# [Stated exercise]
Please write out the material below exactly as given.

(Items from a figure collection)
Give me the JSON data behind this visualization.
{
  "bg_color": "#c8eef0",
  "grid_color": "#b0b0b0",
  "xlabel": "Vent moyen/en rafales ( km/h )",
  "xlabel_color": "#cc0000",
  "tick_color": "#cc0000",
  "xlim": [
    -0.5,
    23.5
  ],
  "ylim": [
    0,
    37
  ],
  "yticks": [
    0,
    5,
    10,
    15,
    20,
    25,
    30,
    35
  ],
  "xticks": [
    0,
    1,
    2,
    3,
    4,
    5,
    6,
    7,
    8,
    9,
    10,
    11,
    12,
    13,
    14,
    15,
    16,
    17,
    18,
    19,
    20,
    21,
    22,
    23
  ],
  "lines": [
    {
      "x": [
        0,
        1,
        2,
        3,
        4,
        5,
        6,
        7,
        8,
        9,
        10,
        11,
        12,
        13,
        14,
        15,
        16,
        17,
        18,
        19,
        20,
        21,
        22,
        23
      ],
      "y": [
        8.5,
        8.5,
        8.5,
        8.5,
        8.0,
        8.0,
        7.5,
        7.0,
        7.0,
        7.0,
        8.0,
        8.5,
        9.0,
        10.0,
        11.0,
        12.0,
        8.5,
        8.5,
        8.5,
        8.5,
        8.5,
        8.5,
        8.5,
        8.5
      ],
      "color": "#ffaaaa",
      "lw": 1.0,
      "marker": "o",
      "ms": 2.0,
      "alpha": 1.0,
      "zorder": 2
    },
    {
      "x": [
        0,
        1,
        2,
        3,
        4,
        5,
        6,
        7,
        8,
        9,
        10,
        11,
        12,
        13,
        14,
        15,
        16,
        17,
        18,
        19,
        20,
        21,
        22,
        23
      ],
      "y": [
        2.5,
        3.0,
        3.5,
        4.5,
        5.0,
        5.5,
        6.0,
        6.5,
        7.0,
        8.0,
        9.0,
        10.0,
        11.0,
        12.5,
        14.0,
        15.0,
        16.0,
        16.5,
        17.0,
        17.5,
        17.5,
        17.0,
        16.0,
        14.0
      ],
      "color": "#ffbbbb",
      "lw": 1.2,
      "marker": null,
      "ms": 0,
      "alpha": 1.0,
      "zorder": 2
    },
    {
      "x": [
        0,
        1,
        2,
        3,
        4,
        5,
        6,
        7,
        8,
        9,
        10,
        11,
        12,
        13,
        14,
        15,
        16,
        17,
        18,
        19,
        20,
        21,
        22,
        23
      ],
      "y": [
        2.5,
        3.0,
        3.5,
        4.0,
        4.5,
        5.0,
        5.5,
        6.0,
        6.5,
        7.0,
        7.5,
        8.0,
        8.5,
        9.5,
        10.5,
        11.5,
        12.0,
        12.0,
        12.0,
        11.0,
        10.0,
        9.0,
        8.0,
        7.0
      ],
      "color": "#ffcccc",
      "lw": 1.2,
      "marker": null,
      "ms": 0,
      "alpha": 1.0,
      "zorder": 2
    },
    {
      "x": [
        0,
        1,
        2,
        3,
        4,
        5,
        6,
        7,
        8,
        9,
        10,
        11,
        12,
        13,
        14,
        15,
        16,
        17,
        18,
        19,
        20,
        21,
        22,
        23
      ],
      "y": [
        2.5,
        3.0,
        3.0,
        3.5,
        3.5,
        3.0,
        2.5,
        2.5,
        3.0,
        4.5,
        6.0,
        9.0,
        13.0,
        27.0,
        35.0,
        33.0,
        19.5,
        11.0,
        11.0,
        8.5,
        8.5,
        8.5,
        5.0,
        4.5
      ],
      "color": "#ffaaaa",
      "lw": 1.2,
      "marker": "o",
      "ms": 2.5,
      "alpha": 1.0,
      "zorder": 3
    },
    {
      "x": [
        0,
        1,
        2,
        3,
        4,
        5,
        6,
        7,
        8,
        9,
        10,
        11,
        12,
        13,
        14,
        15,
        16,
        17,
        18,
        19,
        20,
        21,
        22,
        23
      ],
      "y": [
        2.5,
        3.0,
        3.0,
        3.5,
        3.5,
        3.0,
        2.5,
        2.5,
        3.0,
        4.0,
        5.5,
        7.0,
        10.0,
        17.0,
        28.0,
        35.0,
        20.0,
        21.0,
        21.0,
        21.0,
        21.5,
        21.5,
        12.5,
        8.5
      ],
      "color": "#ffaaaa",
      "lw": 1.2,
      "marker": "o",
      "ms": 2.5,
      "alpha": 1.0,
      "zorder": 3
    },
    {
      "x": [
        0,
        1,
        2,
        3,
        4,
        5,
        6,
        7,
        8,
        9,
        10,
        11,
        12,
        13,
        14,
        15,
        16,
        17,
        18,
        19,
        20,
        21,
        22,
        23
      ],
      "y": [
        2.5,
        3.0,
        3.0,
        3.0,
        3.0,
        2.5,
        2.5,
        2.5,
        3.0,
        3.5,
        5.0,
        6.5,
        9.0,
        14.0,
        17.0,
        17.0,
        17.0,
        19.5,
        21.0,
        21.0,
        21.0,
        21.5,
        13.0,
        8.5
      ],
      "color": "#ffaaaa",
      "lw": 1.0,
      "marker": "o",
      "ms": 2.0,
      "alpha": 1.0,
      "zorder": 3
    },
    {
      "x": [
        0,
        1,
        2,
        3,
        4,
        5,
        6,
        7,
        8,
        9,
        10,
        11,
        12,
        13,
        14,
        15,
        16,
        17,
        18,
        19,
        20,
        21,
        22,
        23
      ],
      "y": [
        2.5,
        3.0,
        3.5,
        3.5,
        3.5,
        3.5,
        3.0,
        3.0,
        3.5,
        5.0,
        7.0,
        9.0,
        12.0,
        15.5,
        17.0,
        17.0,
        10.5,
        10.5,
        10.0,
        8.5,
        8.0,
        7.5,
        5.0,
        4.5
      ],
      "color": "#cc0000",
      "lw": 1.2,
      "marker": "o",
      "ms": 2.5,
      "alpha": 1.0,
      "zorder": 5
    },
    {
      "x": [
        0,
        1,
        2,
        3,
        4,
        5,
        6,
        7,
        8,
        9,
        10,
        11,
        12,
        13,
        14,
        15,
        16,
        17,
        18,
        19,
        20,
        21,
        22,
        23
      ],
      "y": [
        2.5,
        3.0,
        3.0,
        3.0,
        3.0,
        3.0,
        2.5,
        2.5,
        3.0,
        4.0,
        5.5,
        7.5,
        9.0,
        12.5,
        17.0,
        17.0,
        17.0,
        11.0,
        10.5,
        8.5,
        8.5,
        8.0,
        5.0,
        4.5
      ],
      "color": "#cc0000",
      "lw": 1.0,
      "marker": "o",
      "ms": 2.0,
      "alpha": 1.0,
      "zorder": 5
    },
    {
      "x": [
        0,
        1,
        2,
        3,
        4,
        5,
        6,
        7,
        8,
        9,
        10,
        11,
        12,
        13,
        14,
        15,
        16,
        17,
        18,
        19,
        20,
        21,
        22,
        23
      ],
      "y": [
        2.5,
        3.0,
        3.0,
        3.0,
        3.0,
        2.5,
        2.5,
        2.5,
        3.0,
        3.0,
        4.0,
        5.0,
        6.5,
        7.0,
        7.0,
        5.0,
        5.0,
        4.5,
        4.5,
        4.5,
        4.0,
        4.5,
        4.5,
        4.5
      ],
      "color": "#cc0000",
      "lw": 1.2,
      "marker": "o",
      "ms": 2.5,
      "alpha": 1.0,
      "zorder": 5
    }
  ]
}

# [Reply to the task]
Give me the JSON data behind this visualization.
{
  "bg_color": "#c8eef0",
  "grid_color": "#b0b0b0",
  "xlabel": "Vent moyen/en rafales ( km/h )",
  "xlabel_color": "#cc0000",
  "tick_color": "#cc0000",
  "xlim": [
    -0.5,
    23.5
  ],
  "ylim": [
    0,
    37
  ],
  "yticks": [
    0,
    5,
    10,
    15,
    20,
    25,
    30,
    35
  ],
  "xticks": [
    0,
    1,
    2,
    3,
    4,
    5,
    6,
    7,
    8,
    9,
    10,
    11,
    12,
    13,
    14,
    15,
    16,
    17,
    18,
    19,
    20,
    21,
    22,
    23
  ],
  "lines": [
    {
      "x": [
        0,
        1,
        2,
        3,
        4,
        5,
        6,
        7,
        8,
        9,
        10,
        11,
        12,
        13,
        14,
        15,
        16,
        17,
        18,
        19,
        20,
        21,
        22,
        23
      ],
      "y": [
        8.5,
        8.5,
        8.5,
        8.5,
        8.0,
        8.0,
        7.5,
        7.0,
        7.0,
        7.0,
        8.0,
        8.5,
        9.0,
        10.0,
        11.0,
        12.0,
        8.5,
        8.5,
        8.5,
        8.5,
        8.5,
        8.5,
        8.5,
        8.5
      ],
      "color": "#ffaaaa",
      "lw": 1.0,
      "marker": "o",
      "ms": 2.0,
      "alpha": 1.0,
      "zorder": 2
    },
    {
      "x": [
        0,
        1,
        2,
        3,
        4,
        5,
        6,
        7,
        8,
        9,
        10,
        11,
        12,
        13,
        14,
        15,
        16,
        17,
        18,
        19,
        20,
        21,
        22,
        23
      ],
      "y": [
        2.5,
        3.0,
        3.5,
        4.5,
        5.0,
        5.5,
        6.0,
        6.5,
        7.0,
        8.0,
        9.0,
        10.0,
        11.0,
        12.5,
        14.0,
        15.0,
        16.0,
        16.5,
        17.0,
        17.5,
        17.5,
        17.0,
        16.0,
        14.0
      ],
      "color": "#ffbbbb",
      "lw": 1.2,
      "marker": null,
      "ms": 0,
      "alpha": 1.0,
      "zorder": 2
    },
    {
      "x": [
        0,
        1,
        2,
        3,
        4,
        5,
        6,
        7,
        8,
        9,
        10,
        11,
        12,
        13,
        14,
        15,
        16,
        17,
        18,
        19,
        20,
        21,
        22,
        23
      ],
      "y": [
        2.5,
        3.0,
        3.5,
        4.0,
        4.5,
        5.0,
        5.5,
        6.0,
        6.5,
        7.0,
        7.5,
        8.0,
        8.5,
        9.5,
        10.5,
        11.5,
        12.0,
        12.0,
        12.0,
        11.0,
        10.0,
        9.0,
        8.0,
        7.0
      ],
      "color": "#ffcccc",
      "lw": 1.2,
      "marker": null,
      "ms": 0,
      "alpha": 1.0,
      "zorder": 2
    },
    {
      "x": [
        0,
        1,
        2,
        3,
        4,
        5,
        6,
        7,
        8,
        9,
        10,
        11,
        12,
        13,
        14,
        15,
        16,
        17,
        18,
        19,
        20,
        21,
        22,
        23
      ],
      "y": [
        2.5,
        3.0,
        3.0,
        3.5,
        3.5,
        3.0,
        2.5,
        2.5,
        3.0,
        4.5,
        6.0,
        9.0,
        13.0,
        27.0,
        35.0,
        33.0,
        19.5,
        11.0,
        11.0,
        8.5,
        8.5,
        8.5,
        5.0,
        4.5
      ],
      "color": "#ffaaaa",
      "lw": 1.2,
      "marker": "o",
      "ms": 2.5,
      "alpha": 1.0,
      "zorder": 3
    },
    {
      "x": [
        0,
        1,
        2,
        3,
        4,
        5,
        6,
        7,
        8,
        9,
        10,
        11,
        12,
        13,
        14,
        15,
        16,
        17,
        18,
        19,
        20,
        21,
        22,
        23
      ],
      "y": [
        2.5,
        3.0,
        3.0,
        3.5,
        3.5,
        3.0,
        2.5,
        2.5,
        3.0,
        4.0,
        5.5,
        7.0,
        10.0,
        17.0,
        28.0,
        35.0,
        20.0,
        21.0,
        21.0,
        21.0,
        21.5,
        21.5,
        12.5,
        8.5
      ],
      "color": "#ffaaaa",
      "lw": 1.2,
      "marker": "o",
      "ms": 2.5,
      "alpha": 1.0,
      "zorder": 3
    },
    {
      "x": [
        0,
        1,
        2,
        3,
        4,
        5,
        6,
        7,
        8,
        9,
        10,
        11,
        12,
        13,
        14,
        15,
        16,
        17,
        18,
        19,
        20,
        21,
        22,
        23
      ],
      "y": [
        2.5,
        3.0,
        3.0,
        3.0,
        3.0,
        2.5,
        2.5,
        2.5,
        3.0,
        3.5,
        5.0,
        6.5,
        9.0,
        14.0,
        17.0,
        17.0,
        17.0,
        19.5,
        21.0,
        21.0,
        21.0,
        21.5,
        13.0,
        8.5
      ],
      "color": "#ffaaaa",
      "lw": 1.0,
      "marker": "o",
      "ms": 2.0,
      "alpha": 1.0,
      "zorder": 3
    },
    {
      "x": [
        0,
        1,
        2,
        3,
        4,
        5,
        6,
        7,
        8,
        9,
        10,
        11,
        12,
        13,
        14,
        15,
        16,
        17,
        18,
        19,
        20,
        21,
        22,
        23
      ],
      "y": [
        2.5,
        3.0,
        3.5,
        3.5,
        3.5,
        3.5,
        3.0,
        3.0,
        3.5,
        5.0,
        7.0,
        9.0,
        12.0,
        15.5,
        17.0,
        17.0,
        10.5,
        10.5,
        10.0,
        8.5,
        8.0,
        7.5,
        5.0,
        4.5
      ],
      "color": "#cc0000",
      "lw": 1.2,
      "marker": "o",
      "ms": 2.5,
      "alpha": 1.0,
      "zorder": 5
    },
    {
      "x": [
        0,
        1,
        2,
        3,
        4,
        5,
        6,
        7,
        8,
        9,
        10,
        11,
        12,
        13,
        14,
        15,
        16,
        17,
        18,
        19,
        20,
        21,
        22,
        23
      ],
      "y": [
        2.5,
        3.0,
        3.0,
        3.0,
        3.0,
        3.0,
        2.5,
        2.5,
        3.0,
        4.0,
        5.5,
        7.5,
        9.0,
        12.5,
        17.0,
        17.0,
        17.0,
        11.0,
        10.5,
        8.5,
        8.5,
        8.0,
        5.0,
        4.5
      ],
      "color": "#cc0000",
      "lw": 1.0,
      "marker": "o",
      "ms": 2.0,
      "alpha": 1.0,
      "zorder": 5
    },
    {
      "x": [
        0,
        1,
        2,
        3,
        4,
        5,
        6,
        7,
        8,
        9,
        10,
        11,
        12,
        13,
        14,
        15,
        16,
        17,
        18,
        19,
        20,
        21,
        22,
        23
      ],
      "y": [
        2.5,
        3.0,
        3.0,
        3.0,
        3.0,
        2.5,
        2.5,
        2.5,
        3.0,
        3.0,
        4.0,
        5.0,
        6.5,
        7.0,
        7.0,
        5.0,
        5.0,
        4.5,
        4.5,
        4.5,
        4.0,
        4.5,
        4.5,
        4.5
      ],
      "color": "#cc0000",
      "lw": 1.2,
      "marker": "o",
      "ms": 2.5,
      "alpha": 1.0,
      "zorder": 5
    }
  ]
}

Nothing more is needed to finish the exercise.